*Exercise goal:*
Search the data for the word "推理判断题" and copy every line that contains it.

###

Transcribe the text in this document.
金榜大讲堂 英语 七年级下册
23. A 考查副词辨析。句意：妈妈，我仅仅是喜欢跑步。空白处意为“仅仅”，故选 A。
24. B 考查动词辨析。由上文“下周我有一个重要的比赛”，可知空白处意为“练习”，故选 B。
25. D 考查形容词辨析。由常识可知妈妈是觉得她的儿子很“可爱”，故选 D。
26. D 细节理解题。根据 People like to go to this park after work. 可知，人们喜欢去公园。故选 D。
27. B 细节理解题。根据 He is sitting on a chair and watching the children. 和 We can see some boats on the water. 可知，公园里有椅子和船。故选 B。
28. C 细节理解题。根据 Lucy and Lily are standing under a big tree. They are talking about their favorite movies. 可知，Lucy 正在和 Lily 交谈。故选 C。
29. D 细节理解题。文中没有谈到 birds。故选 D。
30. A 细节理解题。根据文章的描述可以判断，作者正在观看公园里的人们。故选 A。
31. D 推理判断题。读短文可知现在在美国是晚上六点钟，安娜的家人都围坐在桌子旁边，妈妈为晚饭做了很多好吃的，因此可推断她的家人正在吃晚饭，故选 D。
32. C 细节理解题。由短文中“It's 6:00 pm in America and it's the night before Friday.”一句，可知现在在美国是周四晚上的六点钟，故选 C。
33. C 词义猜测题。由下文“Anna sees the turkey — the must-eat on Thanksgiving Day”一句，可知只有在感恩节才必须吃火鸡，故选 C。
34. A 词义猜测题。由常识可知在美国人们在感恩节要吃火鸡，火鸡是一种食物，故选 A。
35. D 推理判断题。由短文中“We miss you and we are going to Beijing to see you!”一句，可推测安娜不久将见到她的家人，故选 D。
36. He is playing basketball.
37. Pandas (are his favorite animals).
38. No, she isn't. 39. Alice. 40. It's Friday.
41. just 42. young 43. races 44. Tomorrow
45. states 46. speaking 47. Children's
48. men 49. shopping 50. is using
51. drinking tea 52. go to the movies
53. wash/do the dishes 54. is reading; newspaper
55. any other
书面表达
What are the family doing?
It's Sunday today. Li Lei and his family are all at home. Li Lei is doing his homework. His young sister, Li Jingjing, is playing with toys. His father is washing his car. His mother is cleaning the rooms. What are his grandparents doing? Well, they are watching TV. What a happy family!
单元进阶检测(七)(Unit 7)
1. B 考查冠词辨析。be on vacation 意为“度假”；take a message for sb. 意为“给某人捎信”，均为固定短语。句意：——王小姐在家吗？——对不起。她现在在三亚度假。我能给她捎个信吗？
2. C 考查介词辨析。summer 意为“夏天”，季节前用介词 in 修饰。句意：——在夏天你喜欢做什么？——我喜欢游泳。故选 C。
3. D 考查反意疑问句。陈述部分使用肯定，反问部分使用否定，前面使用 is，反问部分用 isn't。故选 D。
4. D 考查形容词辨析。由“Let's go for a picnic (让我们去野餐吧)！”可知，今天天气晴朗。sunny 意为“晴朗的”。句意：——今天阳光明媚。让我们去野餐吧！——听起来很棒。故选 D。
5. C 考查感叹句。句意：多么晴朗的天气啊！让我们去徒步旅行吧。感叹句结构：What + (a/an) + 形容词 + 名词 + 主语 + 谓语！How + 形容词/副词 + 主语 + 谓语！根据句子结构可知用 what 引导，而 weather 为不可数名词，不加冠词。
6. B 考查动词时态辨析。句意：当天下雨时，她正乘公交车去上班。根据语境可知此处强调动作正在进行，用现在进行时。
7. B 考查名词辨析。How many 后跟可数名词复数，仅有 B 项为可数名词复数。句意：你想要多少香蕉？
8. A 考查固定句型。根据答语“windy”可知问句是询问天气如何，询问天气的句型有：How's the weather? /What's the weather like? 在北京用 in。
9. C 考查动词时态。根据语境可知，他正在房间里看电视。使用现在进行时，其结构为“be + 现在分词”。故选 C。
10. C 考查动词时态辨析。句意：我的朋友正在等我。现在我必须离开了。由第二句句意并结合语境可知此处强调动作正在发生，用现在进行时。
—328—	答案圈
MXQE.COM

###

*Reply:*
31. D 推理判断题。读短文可知现在在美国是晚上六点钟，安娜的家人都围坐在桌子旁边，妈妈为晚饭做了很多好吃的，因此可推断她的家人正在吃晚饭，故选 D。
35. D 推理判断题。由短文中“We miss you and we are going to Beijing to see you!”一句，可推测安娜不久将见到她的家人，故选 D。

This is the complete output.